__Required task__. Everything from the line with "Read the values" to the end of the data should be restated word for word, and nothing before it.

__Dataset rows__.
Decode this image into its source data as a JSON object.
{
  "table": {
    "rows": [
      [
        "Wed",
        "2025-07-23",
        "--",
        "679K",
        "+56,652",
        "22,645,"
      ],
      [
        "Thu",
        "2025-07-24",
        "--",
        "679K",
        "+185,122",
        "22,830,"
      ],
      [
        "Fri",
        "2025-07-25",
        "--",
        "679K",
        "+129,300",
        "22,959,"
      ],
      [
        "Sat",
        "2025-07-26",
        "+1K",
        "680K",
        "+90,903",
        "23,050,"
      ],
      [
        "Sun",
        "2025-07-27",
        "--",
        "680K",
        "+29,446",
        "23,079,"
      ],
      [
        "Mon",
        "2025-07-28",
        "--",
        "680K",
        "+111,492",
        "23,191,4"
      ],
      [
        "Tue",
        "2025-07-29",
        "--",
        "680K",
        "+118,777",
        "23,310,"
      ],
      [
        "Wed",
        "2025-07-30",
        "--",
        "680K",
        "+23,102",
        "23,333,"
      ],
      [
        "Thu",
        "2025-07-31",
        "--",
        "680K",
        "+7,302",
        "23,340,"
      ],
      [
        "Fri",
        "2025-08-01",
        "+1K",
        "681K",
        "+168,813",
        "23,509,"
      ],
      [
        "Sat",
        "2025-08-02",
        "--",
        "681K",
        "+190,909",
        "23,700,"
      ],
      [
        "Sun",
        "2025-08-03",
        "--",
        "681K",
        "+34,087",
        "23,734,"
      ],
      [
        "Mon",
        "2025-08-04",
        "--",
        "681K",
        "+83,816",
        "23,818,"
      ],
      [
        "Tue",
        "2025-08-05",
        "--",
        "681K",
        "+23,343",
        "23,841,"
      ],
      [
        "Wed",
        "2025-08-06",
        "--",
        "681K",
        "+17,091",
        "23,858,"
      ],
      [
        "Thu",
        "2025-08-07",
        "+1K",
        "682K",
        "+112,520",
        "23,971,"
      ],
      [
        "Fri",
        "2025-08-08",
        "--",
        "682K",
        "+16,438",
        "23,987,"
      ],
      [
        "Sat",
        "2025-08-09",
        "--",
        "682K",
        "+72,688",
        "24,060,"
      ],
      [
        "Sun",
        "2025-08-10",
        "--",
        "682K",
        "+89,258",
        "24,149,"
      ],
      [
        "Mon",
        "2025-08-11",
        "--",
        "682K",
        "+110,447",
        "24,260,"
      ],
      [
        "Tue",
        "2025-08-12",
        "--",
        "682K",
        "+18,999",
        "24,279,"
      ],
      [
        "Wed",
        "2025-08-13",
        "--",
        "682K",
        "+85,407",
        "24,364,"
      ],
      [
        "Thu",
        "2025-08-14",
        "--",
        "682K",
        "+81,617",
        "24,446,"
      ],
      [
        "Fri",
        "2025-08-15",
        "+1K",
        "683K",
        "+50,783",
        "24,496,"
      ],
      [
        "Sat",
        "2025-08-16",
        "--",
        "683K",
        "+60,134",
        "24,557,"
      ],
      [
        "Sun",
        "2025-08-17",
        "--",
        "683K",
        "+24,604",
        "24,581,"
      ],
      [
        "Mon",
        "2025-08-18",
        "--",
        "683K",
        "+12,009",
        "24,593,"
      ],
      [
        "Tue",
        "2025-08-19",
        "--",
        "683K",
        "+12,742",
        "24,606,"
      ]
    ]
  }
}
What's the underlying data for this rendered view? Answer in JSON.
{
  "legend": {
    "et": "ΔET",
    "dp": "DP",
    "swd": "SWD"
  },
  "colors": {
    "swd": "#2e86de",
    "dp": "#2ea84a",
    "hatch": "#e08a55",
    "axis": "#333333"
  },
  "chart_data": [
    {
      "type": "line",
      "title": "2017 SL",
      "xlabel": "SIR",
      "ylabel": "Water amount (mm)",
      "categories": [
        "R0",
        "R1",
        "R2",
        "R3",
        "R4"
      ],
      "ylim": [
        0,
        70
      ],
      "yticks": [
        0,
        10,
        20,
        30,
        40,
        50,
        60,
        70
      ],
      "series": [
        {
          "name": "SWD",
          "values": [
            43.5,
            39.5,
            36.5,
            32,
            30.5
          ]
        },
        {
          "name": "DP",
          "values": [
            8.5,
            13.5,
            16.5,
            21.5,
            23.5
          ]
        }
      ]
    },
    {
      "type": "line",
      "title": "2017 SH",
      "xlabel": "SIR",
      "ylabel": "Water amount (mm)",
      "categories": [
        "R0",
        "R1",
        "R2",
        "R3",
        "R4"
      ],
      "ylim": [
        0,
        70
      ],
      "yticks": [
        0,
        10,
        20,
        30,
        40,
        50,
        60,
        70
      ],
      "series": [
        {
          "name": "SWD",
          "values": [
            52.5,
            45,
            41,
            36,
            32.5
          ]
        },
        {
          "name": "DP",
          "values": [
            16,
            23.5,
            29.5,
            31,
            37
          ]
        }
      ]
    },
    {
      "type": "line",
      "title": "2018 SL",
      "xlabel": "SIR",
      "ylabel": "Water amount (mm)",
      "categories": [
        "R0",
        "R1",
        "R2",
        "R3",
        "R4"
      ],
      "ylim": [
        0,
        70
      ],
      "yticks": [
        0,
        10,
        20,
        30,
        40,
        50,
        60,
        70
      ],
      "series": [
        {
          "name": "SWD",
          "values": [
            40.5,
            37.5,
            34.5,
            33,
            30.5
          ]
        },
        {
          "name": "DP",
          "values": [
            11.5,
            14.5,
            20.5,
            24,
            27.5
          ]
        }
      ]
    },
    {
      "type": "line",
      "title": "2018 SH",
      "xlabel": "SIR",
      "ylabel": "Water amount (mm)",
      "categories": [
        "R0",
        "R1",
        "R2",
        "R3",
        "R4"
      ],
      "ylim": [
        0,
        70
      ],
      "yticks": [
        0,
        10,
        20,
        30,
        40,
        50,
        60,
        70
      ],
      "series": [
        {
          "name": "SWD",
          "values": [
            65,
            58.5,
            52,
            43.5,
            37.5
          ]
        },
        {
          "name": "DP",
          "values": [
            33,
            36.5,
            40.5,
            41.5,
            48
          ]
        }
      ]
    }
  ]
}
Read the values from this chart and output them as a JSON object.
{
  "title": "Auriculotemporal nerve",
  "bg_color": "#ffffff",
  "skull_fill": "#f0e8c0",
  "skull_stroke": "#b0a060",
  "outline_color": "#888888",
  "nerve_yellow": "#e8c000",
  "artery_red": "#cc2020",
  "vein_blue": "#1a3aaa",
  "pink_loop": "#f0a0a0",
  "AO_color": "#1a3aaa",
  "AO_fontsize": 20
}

__Problem solution__.
Read the values from this chart and output them as a JSON object.
{
  "title": "Auriculotemporal nerve",
  "bg_color": "#ffffff",
  "skull_fill": "#f0e8c0",
  "skull_stroke": "#b0a060",
  "outline_color": "#888888",
  "nerve_yellow": "#e8c000",
  "artery_red": "#cc2020",
  "vein_blue": "#1a3aaa",
  "pink_loop": "#f0a0a0",
  "AO_color": "#1a3aaa",
  "AO_fontsize": 20
}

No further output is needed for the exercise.